#### DATA FOR PROCESSING:
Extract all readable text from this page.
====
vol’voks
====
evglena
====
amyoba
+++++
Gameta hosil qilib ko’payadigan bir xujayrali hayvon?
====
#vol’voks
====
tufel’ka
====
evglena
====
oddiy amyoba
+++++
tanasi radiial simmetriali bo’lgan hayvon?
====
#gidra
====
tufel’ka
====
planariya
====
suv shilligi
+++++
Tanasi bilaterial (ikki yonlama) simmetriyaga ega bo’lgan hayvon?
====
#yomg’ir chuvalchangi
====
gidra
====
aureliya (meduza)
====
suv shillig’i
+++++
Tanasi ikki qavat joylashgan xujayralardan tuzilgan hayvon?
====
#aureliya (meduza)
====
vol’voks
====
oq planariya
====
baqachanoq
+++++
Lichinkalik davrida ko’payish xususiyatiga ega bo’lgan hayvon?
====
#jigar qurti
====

#### AIM:
Copy all the lines, exactly.

#### TASK RESULT:
Extract all readable text from this page.
====
vol’voks
====
evglena
====
amyoba
+++++
Gameta hosil qilib ko’payadigan bir xujayrali hayvon?
====
#vol’voks
====
tufel’ka
====
evglena
====
oddiy amyoba
+++++
tanasi radiial simmetriali bo’lgan hayvon?
====
#gidra
====
tufel’ka
====
planariya
====
suv shilligi
+++++
Tanasi bilaterial (ikki yonlama) simmetriyaga ega bo’lgan hayvon?
====
#yomg’ir chuvalchangi
====
gidra
====
aureliya (meduza)
====
suv shillig’i
+++++
Tanasi ikki qavat joylashgan xujayralardan tuzilgan hayvon?
====
#aureliya (meduza)
====
vol’voks
====
oq planariya
====
baqachanoq
+++++
Lichinkalik davrida ko’payish xususiyatiga ega bo’lgan hayvon?
====
#jigar qurti
====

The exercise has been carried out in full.